» PROBLEM REQUIREMENTS
Without the pictures, set down every line of the data exactly.

» DATA SHOWN
<<<<
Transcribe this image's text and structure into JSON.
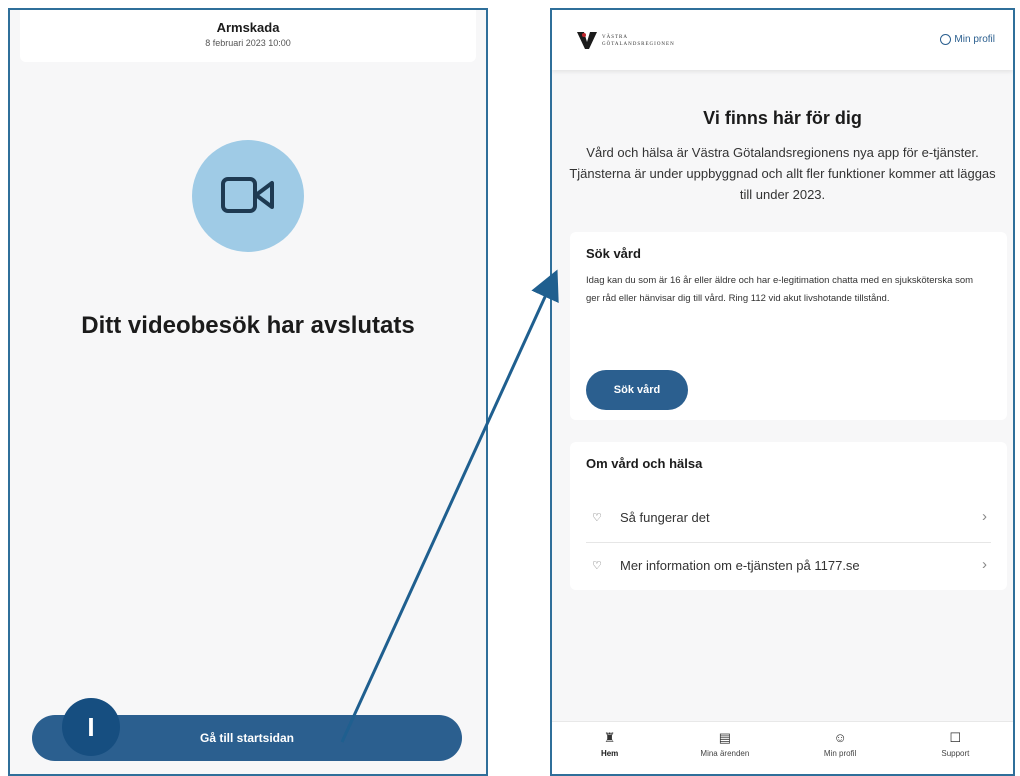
{
  "left": {
    "header": {
      "title": "Armskada",
      "date": "8 februari 2023 10:00"
    },
    "video_icon": "video-camera-icon",
    "ended_text": "Ditt videobesök har avslutats",
    "start_button": "Gå till startsidan",
    "step_badge": "I"
  },
  "right": {
    "logo_text_line1": "VÄSTRA",
    "logo_text_line2": "GÖTALANDSREGIONEN",
    "profile_link": "Min profil",
    "hero_title": "Vi finns här för dig",
    "hero_text": "Vård och hälsa är Västra Götalandsregionens nya app för e-tjänster. Tjänsterna är under uppbyggnad och allt fler funktioner kommer att läggas till under 2023.",
    "sok_card": {
      "title": "Sök vård",
      "text": "Idag kan du som är 16 år eller äldre och har e-legitimation chatta med en sjuksköterska som ger råd eller hänvisar dig till vård. Ring 112 vid akut livshotande tillstånd.",
      "button": "Sök vård"
    },
    "om_card": {
      "title": "Om vård och hälsa",
      "links": [
        {
          "label": "Så fungerar det",
          "icon": "heart-icon"
        },
        {
          "label": "Mer information om e-tjänsten på 1177.se",
          "icon": "heart-icon"
        }
      ]
    },
    "nav": [
      {
        "label": "Hem",
        "icon": "home-icon",
        "active": true
      },
      {
        "label": "Mina ärenden",
        "icon": "folder-icon",
        "active": false
      },
      {
        "label": "Min profil",
        "icon": "profile-icon",
        "active": false
      },
      {
        "label": "Support",
        "icon": "support-icon",
        "active": false
      }
    ]
  },
  "colors": {
    "primary": "#2b5f8f",
    "badge": "#164e80",
    "circle": "#9fcbe6",
    "frame": "#2f6f9a"
  }
}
>>>>
» FULL ANSWER
Transcribe this image's text and structure into JSON.
{
  "left": {
    "header": {
      "title": "Armskada",
      "date": "8 februari 2023 10:00"
    },
    "video_icon": "video-camera-icon",
    "ended_text": "Ditt videobesök har avslutats",
    "start_button": "Gå till startsidan",
    "step_badge": "I"
  },
  "right": {
    "logo_text_line1": "VÄSTRA",
    "logo_text_line2": "GÖTALANDSREGIONEN",
    "profile_link": "Min profil",
    "hero_title": "Vi finns här för dig",
    "hero_text": "Vård och hälsa är Västra Götalandsregionens nya app för e-tjänster. Tjänsterna är under uppbyggnad och allt fler funktioner kommer att läggas till under 2023.",
    "sok_card": {
      "title": "Sök vård",
      "text": "Idag kan du som är 16 år eller äldre och har e-legitimation chatta med en sjuksköterska som ger råd eller hänvisar dig till vård. Ring 112 vid akut livshotande tillstånd.",
      "button": "Sök vård"
    },
    "om_card": {
      "title": "Om vård och hälsa",
      "links": [
        {
          "label": "Så fungerar det",
          "icon": "heart-icon"
        },
        {
          "label": "Mer information om e-tjänsten på 1177.se",
          "icon": "heart-icon"
        }
      ]
    },
    "nav": [
      {
        "label": "Hem",
        "icon": "home-icon",
        "active": true
      },
      {
        "label": "Mina ärenden",
        "icon": "folder-icon",
        "active": false
      },
      {
        "label": "Min profil",
        "icon": "profile-icon",
        "active": false
      },
      {
        "label": "Support",
        "icon": "support-icon",
        "active": false
      }
    ]
  },
  "colors": {
    "primary": "#2b5f8f",
    "badge": "#164e80",
    "circle": "#9fcbe6",
    "frame": "#2f6f9a"
  }
}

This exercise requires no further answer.